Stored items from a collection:
-- begin --

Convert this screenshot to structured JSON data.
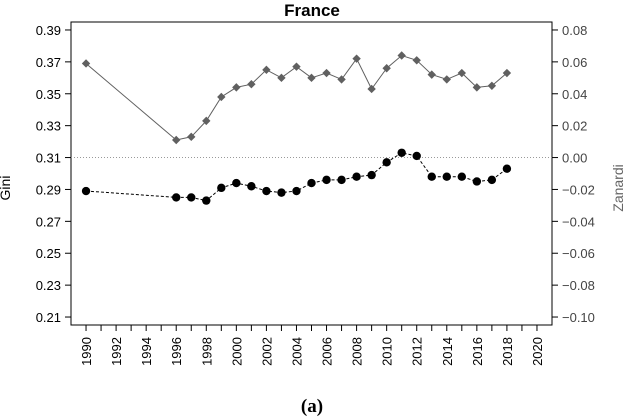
{
  "caption": "(a)",
  "chart_data": {
    "type": "line",
    "title": "France",
    "ylabel": "Gini",
    "y2label": "Zanardi",
    "ylim": [
      0.205,
      0.395
    ],
    "y2lim": [
      -0.105,
      0.085
    ],
    "y_ticks": [
      "0.21",
      "0.23",
      "0.25",
      "0.27",
      "0.29",
      "0.31",
      "0.33",
      "0.35",
      "0.37",
      "0.39"
    ],
    "y2_ticks": [
      "-0.10",
      "-0.08",
      "-0.06",
      "-0.04",
      "-0.02",
      "0.00",
      "0.02",
      "0.04",
      "0.06",
      "0.08"
    ],
    "x_ticks": [
      "1990",
      "1992",
      "1994",
      "1996",
      "1998",
      "2000",
      "2002",
      "2004",
      "2006",
      "2008",
      "2010",
      "2012",
      "2014",
      "2016",
      "2018",
      "2020"
    ],
    "xlim": [
      1989,
      2021
    ],
    "reference_line": {
      "axis": "y2",
      "value": 0.0,
      "style": "dotted"
    },
    "grid": false,
    "series": [
      {
        "axis": "y",
        "marker": "circle",
        "line": "dashed",
        "color": "#000000",
        "x": [
          1990,
          1996,
          1997,
          1998,
          1999,
          2000,
          2001,
          2002,
          2003,
          2004,
          2005,
          2006,
          2007,
          2008,
          2009,
          2010,
          2011,
          2012,
          2013,
          2014,
          2015,
          2016,
          2017,
          2018
        ],
        "values": [
          0.289,
          0.285,
          0.285,
          0.283,
          0.291,
          0.294,
          0.292,
          0.289,
          0.288,
          0.289,
          0.294,
          0.296,
          0.296,
          0.298,
          0.299,
          0.307,
          0.313,
          0.311,
          0.298,
          0.298,
          0.298,
          0.295,
          0.296,
          0.303
        ]
      },
      {
        "axis": "y2",
        "marker": "diamond",
        "line": "solid",
        "color": "#606060",
        "x": [
          1990,
          1996,
          1997,
          1998,
          1999,
          2000,
          2001,
          2002,
          2003,
          2004,
          2005,
          2006,
          2007,
          2008,
          2009,
          2010,
          2011,
          2012,
          2013,
          2014,
          2015,
          2016,
          2017,
          2018
        ],
        "values": [
          0.059,
          0.011,
          0.013,
          0.023,
          0.038,
          0.044,
          0.046,
          0.055,
          0.05,
          0.057,
          0.05,
          0.053,
          0.049,
          0.062,
          0.043,
          0.056,
          0.064,
          0.061,
          0.052,
          0.049,
          0.053,
          0.044,
          0.045,
          0.053
        ]
      }
    ]
  }
}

-- end --

## Task description
Quote the data above in full, leaving out the pictures it holds.

## Written answer
Convert this screenshot to structured JSON data.
{
  "caption": "(a)",
  "chart_data": {
    "type": "line",
    "title": "France",
    "ylabel": "Gini",
    "y2label": "Zanardi",
    "ylim": [
      0.205,
      0.395
    ],
    "y2lim": [
      -0.105,
      0.085
    ],
    "y_ticks": [
      "0.21",
      "0.23",
      "0.25",
      "0.27",
      "0.29",
      "0.31",
      "0.33",
      "0.35",
      "0.37",
      "0.39"
    ],
    "y2_ticks": [
      "-0.10",
      "-0.08",
      "-0.06",
      "-0.04",
      "-0.02",
      "0.00",
      "0.02",
      "0.04",
      "0.06",
      "0.08"
    ],
    "x_ticks": [
      "1990",
      "1992",
      "1994",
      "1996",
      "1998",
      "2000",
      "2002",
      "2004",
      "2006",
      "2008",
      "2010",
      "2012",
      "2014",
      "2016",
      "2018",
      "2020"
    ],
    "xlim": [
      1989,
      2021
    ],
    "reference_line": {
      "axis": "y2",
      "value": 0.0,
      "style": "dotted"
    },
    "grid": false,
    "series": [
      {
        "axis": "y",
        "marker": "circle",
        "line": "dashed",
        "color": "#000000",
        "x": [
          1990,
          1996,
          1997,
          1998,
          1999,
          2000,
          2001,
          2002,
          2003,
          2004,
          2005,
          2006,
          2007,
          2008,
          2009,
          2010,
          2011,
          2012,
          2013,
          2014,
          2015,
          2016,
          2017,
          2018
        ],
        "values": [
          0.289,
          0.285,
          0.285,
          0.283,
          0.291,
          0.294,
          0.292,
          0.289,
          0.288,
          0.289,
          0.294,
          0.296,
          0.296,
          0.298,
          0.299,
          0.307,
          0.313,
          0.311,
          0.298,
          0.298,
          0.298,
          0.295,
          0.296,
          0.303
        ]
      },
      {
        "axis": "y2",
        "marker": "diamond",
        "line": "solid",
        "color": "#606060",
        "x": [
          1990,
          1996,
          1997,
          1998,
          1999,
          2000,
          2001,
          2002,
          2003,
          2004,
          2005,
          2006,
          2007,
          2008,
          2009,
          2010,
          2011,
          2012,
          2013,
          2014,
          2015,
          2016,
          2017,
          2018
        ],
        "values": [
          0.059,
          0.011,
          0.013,
          0.023,
          0.038,
          0.044,
          0.046,
          0.055,
          0.05,
          0.057,
          0.05,
          0.053,
          0.049,
          0.062,
          0.043,
          0.056,
          0.064,
          0.061,
          0.052,
          0.049,
          0.053,
          0.044,
          0.045,
          0.053
        ]
      }
    ]
  }
}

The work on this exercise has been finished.